* [EXERCISE BRIEF]:
Pull every line with the word "Баһылай" out of the entries below.

* [EXERCISE MATERIALS]:
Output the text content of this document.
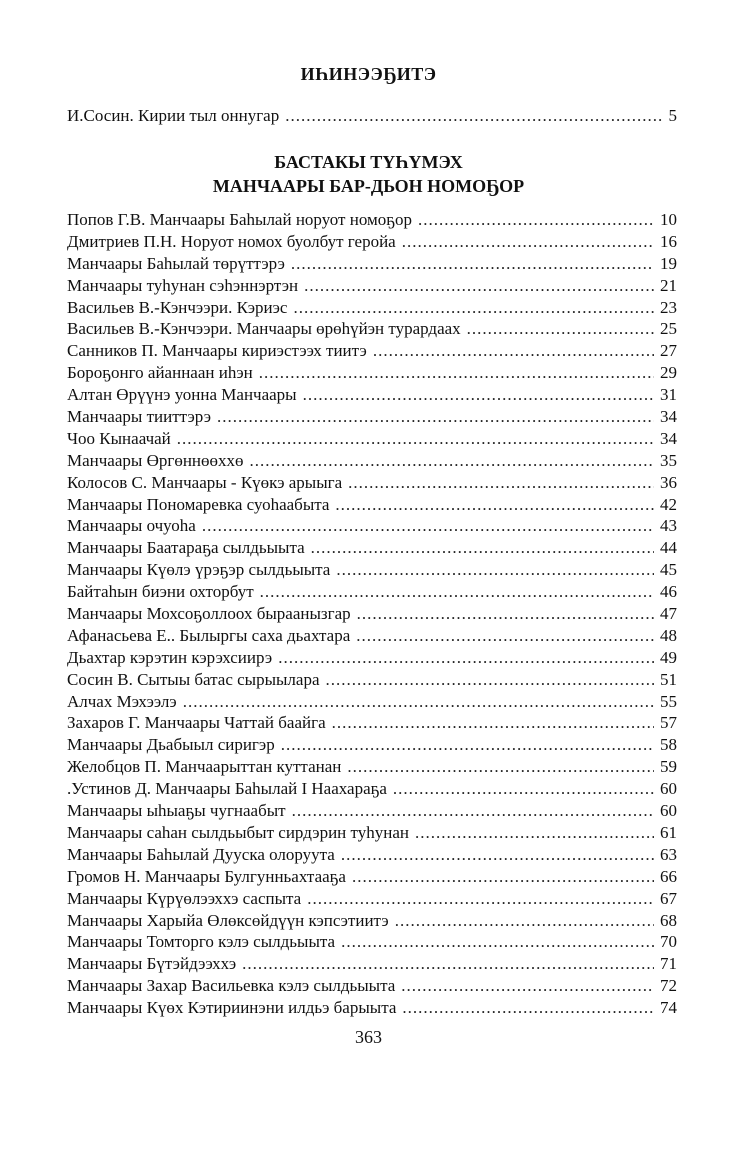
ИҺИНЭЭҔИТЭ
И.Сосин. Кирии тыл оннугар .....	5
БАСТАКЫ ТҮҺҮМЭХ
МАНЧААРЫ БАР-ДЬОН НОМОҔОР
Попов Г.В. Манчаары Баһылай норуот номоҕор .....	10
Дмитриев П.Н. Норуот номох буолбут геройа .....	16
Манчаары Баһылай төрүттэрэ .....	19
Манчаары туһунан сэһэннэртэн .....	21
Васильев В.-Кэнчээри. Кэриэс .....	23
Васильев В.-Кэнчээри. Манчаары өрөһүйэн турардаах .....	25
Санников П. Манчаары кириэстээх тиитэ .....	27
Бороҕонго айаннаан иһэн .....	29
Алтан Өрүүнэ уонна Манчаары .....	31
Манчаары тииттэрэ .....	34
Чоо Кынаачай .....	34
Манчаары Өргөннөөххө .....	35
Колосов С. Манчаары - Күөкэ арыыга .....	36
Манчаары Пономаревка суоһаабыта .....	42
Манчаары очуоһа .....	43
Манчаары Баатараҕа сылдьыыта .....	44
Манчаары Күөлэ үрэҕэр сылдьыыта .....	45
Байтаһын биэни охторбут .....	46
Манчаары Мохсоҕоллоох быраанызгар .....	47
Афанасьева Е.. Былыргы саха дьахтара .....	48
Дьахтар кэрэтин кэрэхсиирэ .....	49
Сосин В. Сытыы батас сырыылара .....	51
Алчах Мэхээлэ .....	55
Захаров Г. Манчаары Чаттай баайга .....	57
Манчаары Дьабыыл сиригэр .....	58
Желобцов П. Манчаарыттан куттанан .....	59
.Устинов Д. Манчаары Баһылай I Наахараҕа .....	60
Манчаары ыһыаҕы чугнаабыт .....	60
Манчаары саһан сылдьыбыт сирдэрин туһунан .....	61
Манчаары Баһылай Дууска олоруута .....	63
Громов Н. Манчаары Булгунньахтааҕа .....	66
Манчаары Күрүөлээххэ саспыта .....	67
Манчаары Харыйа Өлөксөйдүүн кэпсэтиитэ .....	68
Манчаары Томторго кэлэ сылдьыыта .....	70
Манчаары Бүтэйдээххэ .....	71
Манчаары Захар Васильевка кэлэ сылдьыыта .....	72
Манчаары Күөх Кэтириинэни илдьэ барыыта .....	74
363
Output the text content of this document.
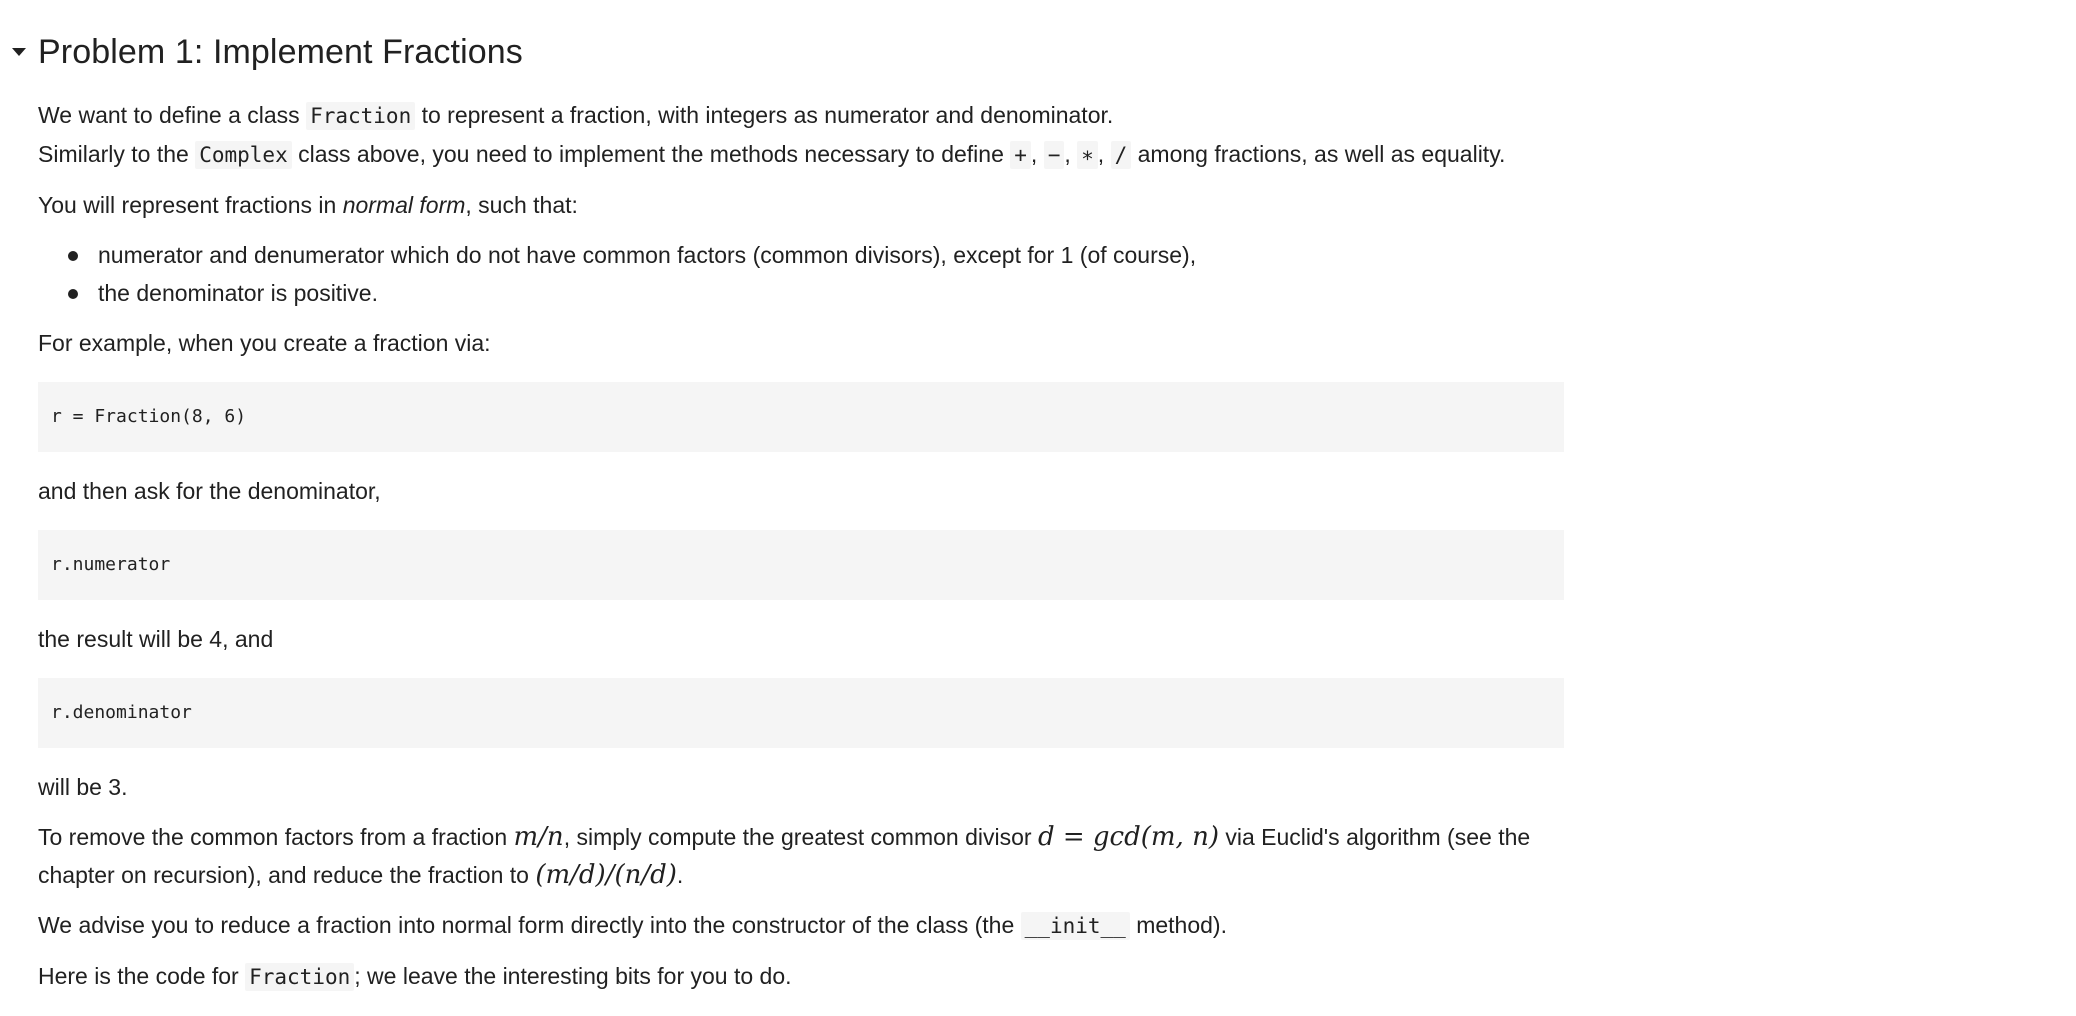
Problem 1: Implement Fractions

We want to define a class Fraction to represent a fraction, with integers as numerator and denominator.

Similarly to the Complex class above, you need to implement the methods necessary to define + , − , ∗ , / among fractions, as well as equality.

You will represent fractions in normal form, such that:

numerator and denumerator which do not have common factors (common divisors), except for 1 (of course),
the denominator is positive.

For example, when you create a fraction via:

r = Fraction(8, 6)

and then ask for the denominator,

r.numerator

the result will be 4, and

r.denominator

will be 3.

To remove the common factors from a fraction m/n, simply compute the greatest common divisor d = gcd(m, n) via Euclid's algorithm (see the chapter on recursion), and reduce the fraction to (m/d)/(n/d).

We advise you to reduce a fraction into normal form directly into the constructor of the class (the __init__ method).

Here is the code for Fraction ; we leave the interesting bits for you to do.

==

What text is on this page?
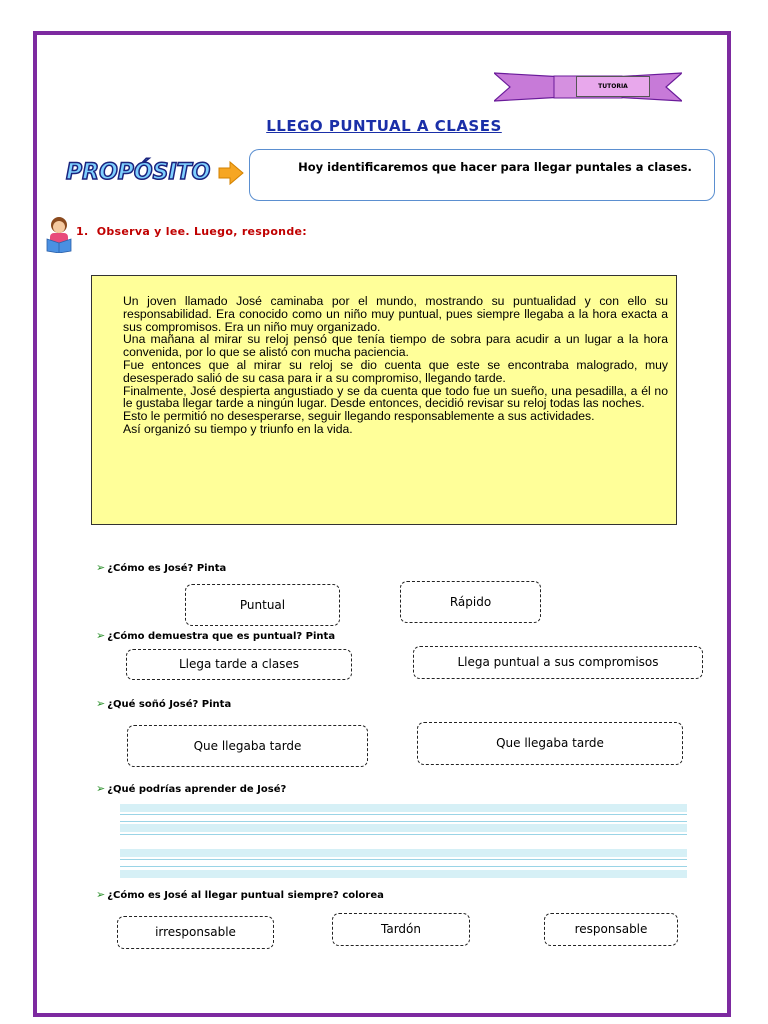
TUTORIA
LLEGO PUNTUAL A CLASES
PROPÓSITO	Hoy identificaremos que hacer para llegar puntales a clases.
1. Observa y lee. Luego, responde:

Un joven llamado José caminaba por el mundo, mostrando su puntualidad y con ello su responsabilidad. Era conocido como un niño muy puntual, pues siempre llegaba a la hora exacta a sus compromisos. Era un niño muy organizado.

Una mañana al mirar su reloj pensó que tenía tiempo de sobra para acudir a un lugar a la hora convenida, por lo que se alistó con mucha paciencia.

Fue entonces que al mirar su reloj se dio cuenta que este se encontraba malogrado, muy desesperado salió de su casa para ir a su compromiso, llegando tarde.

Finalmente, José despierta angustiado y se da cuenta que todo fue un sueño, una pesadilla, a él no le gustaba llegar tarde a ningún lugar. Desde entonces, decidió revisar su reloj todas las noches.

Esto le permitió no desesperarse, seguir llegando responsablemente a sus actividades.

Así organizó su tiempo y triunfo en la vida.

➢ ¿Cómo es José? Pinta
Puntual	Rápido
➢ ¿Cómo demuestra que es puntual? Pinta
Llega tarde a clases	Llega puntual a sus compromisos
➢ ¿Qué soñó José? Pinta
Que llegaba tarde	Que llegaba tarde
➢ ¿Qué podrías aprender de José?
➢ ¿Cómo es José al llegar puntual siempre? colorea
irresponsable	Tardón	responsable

* * *

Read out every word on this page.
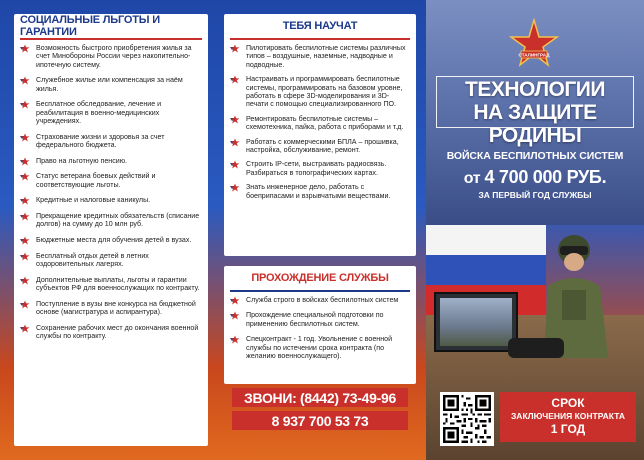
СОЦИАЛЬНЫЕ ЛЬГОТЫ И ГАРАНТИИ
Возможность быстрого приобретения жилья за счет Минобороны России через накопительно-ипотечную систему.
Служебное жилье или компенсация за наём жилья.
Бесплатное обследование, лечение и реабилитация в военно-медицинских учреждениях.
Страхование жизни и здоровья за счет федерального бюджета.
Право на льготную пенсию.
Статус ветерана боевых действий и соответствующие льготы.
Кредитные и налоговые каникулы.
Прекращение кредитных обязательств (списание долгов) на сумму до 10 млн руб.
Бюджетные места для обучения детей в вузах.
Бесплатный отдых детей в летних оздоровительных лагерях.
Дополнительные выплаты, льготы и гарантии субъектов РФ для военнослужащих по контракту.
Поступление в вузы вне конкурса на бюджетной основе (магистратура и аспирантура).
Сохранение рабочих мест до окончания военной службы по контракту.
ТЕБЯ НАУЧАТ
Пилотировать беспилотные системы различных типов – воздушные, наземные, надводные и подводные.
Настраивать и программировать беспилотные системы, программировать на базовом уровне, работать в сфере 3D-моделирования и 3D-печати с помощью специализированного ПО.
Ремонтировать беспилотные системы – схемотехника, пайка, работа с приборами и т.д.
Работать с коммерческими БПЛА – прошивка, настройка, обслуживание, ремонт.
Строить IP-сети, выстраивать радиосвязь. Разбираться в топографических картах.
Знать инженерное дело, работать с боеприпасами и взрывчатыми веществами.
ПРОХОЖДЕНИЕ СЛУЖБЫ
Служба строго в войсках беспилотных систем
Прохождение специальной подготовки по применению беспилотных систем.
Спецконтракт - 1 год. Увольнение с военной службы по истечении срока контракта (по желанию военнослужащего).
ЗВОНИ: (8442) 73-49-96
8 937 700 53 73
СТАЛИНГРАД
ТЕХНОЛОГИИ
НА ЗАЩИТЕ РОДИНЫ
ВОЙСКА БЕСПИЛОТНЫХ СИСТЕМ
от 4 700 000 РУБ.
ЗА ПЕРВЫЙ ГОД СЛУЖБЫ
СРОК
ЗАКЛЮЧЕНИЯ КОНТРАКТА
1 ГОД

* [WORKED ANSWER]:
Попов Г.В. Манчаары Баһылай норуот номоҕор .....	10
Манчаары Баһылай төрүттэрэ .....	19
.Устинов Д. Манчаары Баһылай I Наахараҕа .....	60
Манчаары Баһылай Дууска олоруута .....	63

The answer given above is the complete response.